- **DO THIS**
Repeat the records below exactly, leaving out every picture.

Records from a data source:
****************************************

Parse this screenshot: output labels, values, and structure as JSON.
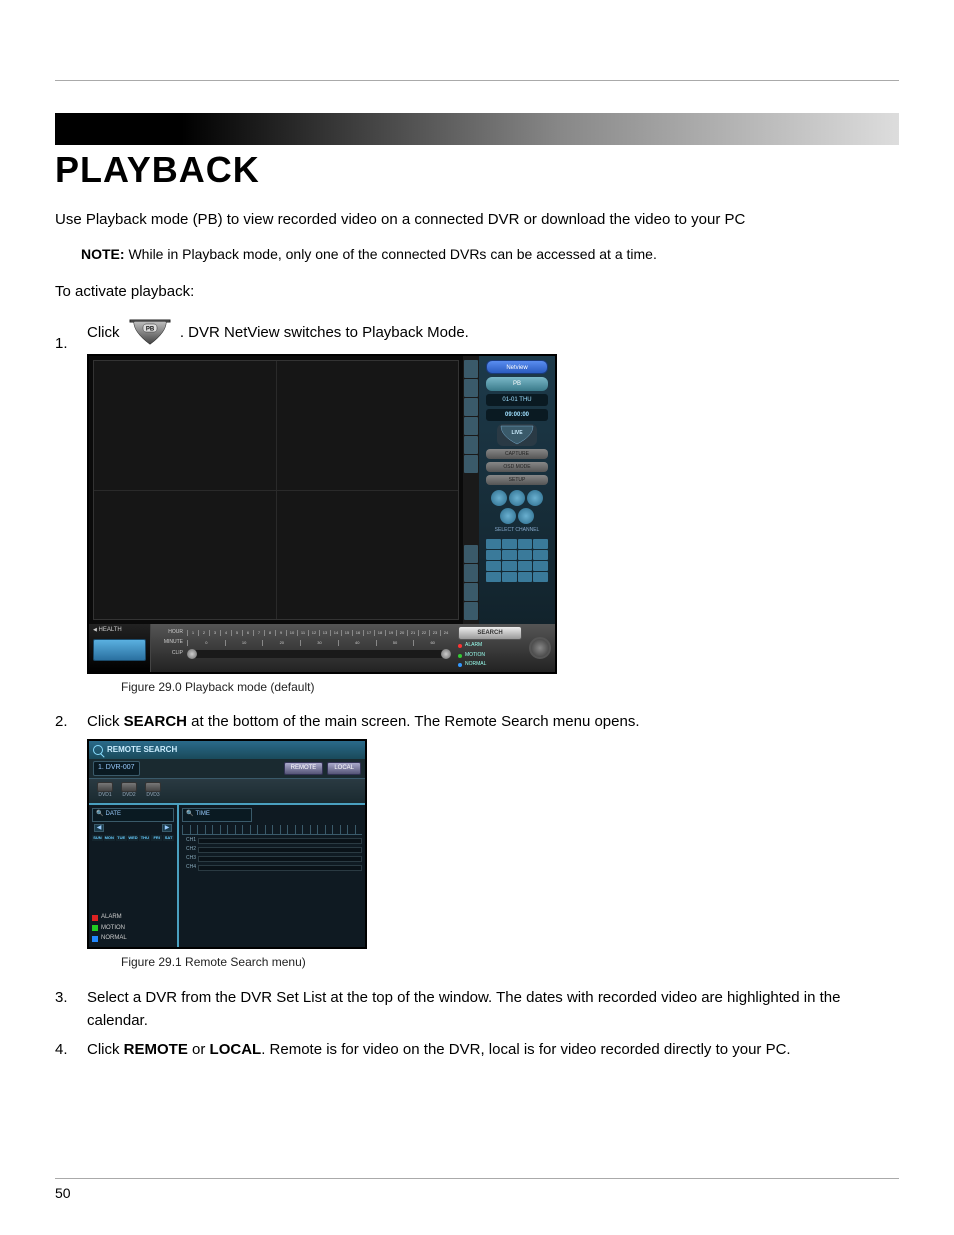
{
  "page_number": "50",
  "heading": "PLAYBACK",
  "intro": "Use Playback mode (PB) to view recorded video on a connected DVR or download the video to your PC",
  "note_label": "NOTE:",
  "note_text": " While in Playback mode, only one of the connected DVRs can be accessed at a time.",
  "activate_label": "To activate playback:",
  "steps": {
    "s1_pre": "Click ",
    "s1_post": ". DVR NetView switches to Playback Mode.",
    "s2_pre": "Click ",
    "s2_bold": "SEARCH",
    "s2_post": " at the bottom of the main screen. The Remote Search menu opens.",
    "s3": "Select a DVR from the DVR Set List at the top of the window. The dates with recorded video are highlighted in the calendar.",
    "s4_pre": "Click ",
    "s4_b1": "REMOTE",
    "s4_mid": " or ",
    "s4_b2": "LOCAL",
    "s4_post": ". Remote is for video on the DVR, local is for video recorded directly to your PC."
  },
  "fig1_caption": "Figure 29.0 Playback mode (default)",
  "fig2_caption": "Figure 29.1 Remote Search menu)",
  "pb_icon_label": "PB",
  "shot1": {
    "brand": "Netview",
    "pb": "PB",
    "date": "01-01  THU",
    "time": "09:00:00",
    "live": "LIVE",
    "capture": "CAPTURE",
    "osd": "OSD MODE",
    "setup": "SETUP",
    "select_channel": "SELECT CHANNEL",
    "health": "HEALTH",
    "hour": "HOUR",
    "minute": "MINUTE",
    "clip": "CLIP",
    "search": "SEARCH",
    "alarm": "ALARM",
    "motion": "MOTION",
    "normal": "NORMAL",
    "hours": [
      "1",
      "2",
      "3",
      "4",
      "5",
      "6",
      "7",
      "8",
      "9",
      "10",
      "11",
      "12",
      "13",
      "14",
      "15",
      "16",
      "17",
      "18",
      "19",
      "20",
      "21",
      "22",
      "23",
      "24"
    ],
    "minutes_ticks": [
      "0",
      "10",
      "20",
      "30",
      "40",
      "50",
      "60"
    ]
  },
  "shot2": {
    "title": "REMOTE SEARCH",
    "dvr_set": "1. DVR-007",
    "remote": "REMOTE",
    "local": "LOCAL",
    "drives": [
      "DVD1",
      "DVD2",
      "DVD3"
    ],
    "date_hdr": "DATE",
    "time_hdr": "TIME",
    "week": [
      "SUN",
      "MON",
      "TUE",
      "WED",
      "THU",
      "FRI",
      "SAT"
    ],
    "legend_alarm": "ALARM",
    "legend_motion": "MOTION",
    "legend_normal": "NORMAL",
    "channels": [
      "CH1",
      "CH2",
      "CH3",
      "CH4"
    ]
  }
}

****************************************

- **EXERCISE RESULT**
Parse this screenshot: output labels, values, and structure as JSON.
{
  "page_number": "50",
  "heading": "PLAYBACK",
  "intro": "Use Playback mode (PB) to view recorded video on a connected DVR or download the video to your PC",
  "note_label": "NOTE:",
  "note_text": " While in Playback mode, only one of the connected DVRs can be accessed at a time.",
  "activate_label": "To activate playback:",
  "steps": {
    "s1_pre": "Click ",
    "s1_post": ". DVR NetView switches to Playback Mode.",
    "s2_pre": "Click ",
    "s2_bold": "SEARCH",
    "s2_post": " at the bottom of the main screen. The Remote Search menu opens.",
    "s3": "Select a DVR from the DVR Set List at the top of the window. The dates with recorded video are highlighted in the calendar.",
    "s4_pre": "Click ",
    "s4_b1": "REMOTE",
    "s4_mid": " or ",
    "s4_b2": "LOCAL",
    "s4_post": ". Remote is for video on the DVR, local is for video recorded directly to your PC."
  },
  "fig1_caption": "Figure 29.0 Playback mode (default)",
  "fig2_caption": "Figure 29.1 Remote Search menu)",
  "pb_icon_label": "PB",
  "shot1": {
    "brand": "Netview",
    "pb": "PB",
    "date": "01-01  THU",
    "time": "09:00:00",
    "live": "LIVE",
    "capture": "CAPTURE",
    "osd": "OSD MODE",
    "setup": "SETUP",
    "select_channel": "SELECT CHANNEL",
    "health": "HEALTH",
    "hour": "HOUR",
    "minute": "MINUTE",
    "clip": "CLIP",
    "search": "SEARCH",
    "alarm": "ALARM",
    "motion": "MOTION",
    "normal": "NORMAL",
    "hours": [
      "1",
      "2",
      "3",
      "4",
      "5",
      "6",
      "7",
      "8",
      "9",
      "10",
      "11",
      "12",
      "13",
      "14",
      "15",
      "16",
      "17",
      "18",
      "19",
      "20",
      "21",
      "22",
      "23",
      "24"
    ],
    "minutes_ticks": [
      "0",
      "10",
      "20",
      "30",
      "40",
      "50",
      "60"
    ]
  },
  "shot2": {
    "title": "REMOTE SEARCH",
    "dvr_set": "1. DVR-007",
    "remote": "REMOTE",
    "local": "LOCAL",
    "drives": [
      "DVD1",
      "DVD2",
      "DVD3"
    ],
    "date_hdr": "DATE",
    "time_hdr": "TIME",
    "week": [
      "SUN",
      "MON",
      "TUE",
      "WED",
      "THU",
      "FRI",
      "SAT"
    ],
    "legend_alarm": "ALARM",
    "legend_motion": "MOTION",
    "legend_normal": "NORMAL",
    "channels": [
      "CH1",
      "CH2",
      "CH3",
      "CH4"
    ]
  }
}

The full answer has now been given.